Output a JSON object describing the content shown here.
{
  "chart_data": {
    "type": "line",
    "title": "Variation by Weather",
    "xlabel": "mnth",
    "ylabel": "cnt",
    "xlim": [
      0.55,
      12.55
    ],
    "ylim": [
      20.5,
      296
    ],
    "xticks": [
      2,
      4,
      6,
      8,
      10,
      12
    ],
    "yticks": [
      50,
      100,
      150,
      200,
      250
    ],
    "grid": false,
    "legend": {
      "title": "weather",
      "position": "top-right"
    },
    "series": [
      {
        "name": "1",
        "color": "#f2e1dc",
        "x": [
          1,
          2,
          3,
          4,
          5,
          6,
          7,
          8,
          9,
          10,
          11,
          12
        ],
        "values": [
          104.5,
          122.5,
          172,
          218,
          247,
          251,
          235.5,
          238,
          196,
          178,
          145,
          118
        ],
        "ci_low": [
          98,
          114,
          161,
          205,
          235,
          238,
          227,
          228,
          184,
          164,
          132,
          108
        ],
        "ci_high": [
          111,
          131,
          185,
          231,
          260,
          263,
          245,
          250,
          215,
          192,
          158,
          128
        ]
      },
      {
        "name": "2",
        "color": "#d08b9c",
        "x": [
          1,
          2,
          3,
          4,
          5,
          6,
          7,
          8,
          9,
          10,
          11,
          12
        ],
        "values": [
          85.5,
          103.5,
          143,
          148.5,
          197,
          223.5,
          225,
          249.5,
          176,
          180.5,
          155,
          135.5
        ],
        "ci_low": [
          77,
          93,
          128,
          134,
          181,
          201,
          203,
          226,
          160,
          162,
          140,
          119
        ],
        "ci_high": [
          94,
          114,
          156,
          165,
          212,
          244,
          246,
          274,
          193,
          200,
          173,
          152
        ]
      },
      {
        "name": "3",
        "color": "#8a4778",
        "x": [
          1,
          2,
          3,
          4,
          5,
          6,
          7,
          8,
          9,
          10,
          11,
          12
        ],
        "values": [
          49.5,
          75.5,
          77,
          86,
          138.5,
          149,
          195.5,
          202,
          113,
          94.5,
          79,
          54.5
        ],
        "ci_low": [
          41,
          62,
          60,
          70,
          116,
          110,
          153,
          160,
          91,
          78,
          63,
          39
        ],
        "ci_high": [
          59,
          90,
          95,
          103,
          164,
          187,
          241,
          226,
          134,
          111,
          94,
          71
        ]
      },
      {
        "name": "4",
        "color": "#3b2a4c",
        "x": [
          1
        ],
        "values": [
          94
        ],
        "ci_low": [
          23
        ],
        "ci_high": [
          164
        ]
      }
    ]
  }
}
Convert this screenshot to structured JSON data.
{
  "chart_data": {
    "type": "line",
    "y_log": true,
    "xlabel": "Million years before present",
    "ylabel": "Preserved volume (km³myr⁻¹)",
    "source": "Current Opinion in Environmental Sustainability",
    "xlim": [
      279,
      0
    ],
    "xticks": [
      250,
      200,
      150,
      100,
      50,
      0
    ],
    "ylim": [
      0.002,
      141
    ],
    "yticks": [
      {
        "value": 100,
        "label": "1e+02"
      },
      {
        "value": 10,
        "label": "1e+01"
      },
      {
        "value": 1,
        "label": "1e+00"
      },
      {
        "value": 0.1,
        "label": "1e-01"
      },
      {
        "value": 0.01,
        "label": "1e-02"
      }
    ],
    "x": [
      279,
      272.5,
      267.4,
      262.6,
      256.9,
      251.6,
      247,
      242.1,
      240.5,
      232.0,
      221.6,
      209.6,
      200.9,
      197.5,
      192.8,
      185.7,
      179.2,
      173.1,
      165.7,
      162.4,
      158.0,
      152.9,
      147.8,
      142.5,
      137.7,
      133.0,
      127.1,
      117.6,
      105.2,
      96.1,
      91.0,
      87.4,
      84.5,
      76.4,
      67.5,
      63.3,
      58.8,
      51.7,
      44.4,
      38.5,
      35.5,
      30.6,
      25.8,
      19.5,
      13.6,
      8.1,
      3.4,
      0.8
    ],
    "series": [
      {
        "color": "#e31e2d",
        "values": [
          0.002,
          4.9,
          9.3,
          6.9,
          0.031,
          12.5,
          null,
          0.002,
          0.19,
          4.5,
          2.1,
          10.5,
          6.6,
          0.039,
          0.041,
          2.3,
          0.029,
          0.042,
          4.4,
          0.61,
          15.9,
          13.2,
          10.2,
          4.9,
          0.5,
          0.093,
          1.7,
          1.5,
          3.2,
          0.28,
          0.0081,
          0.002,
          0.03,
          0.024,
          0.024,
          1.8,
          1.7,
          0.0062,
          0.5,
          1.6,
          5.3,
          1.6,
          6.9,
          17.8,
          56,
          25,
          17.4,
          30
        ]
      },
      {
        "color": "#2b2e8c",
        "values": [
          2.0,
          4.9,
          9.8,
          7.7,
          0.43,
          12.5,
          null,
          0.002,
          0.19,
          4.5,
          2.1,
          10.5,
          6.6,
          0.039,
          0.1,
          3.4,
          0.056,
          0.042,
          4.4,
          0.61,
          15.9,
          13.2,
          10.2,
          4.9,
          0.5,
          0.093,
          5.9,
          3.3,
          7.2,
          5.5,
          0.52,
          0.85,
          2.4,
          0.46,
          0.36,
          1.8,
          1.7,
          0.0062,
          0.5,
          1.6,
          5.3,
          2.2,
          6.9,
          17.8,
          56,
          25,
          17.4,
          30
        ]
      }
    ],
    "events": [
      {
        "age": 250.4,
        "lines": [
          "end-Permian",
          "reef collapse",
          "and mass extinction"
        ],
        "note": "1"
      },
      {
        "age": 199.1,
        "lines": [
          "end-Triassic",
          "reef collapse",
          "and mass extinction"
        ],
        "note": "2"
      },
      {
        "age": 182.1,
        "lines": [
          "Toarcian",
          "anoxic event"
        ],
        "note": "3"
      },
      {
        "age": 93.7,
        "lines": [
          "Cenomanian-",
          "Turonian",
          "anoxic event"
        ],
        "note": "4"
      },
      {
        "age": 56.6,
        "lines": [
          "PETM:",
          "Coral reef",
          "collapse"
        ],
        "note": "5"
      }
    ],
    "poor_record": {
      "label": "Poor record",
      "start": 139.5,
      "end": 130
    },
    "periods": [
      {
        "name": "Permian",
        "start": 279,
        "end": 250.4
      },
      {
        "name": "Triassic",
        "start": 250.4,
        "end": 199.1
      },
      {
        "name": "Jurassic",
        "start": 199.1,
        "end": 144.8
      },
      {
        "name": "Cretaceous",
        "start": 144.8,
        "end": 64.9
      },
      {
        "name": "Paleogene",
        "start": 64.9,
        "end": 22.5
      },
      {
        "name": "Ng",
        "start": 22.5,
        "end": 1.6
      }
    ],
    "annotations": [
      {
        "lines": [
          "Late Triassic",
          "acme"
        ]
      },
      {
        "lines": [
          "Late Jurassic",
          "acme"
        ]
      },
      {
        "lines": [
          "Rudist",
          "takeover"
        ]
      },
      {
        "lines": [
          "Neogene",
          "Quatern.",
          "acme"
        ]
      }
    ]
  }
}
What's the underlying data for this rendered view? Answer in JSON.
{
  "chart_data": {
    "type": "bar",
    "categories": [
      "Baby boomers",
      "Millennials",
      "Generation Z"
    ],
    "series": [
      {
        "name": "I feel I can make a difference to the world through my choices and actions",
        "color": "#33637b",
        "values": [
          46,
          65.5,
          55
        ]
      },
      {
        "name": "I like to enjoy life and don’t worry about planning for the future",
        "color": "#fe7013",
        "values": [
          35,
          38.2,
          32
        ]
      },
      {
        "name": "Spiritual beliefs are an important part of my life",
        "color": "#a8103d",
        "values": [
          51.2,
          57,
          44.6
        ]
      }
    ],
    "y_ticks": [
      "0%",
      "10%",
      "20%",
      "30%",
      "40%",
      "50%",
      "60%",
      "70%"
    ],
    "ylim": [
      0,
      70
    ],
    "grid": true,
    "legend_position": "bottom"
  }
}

=======

WHAT YOU NEED TO DO – Extract the lines above from the one containing "What's the underlying" to the last line, both included, exactly as written.

FINAL RESULT –
What's the underlying data for this rendered view? Answer in JSON.
{
  "chart_data": {
    "type": "bar",
    "categories": [
      "Baby boomers",
      "Millennials",
      "Generation Z"
    ],
    "series": [
      {
        "name": "I feel I can make a difference to the world through my choices and actions",
        "color": "#33637b",
        "values": [
          46,
          65.5,
          55
        ]
      },
      {
        "name": "I like to enjoy life and don’t worry about planning for the future",
        "color": "#fe7013",
        "values": [
          35,
          38.2,
          32
        ]
      },
      {
        "name": "Spiritual beliefs are an important part of my life",
        "color": "#a8103d",
        "values": [
          51.2,
          57,
          44.6
        ]
      }
    ],
    "y_ticks": [
      "0%",
      "10%",
      "20%",
      "30%",
      "40%",
      "50%",
      "60%",
      "70%"
    ],
    "ylim": [
      0,
      70
    ],
    "grid": true,
    "legend_position": "bottom"
  }
}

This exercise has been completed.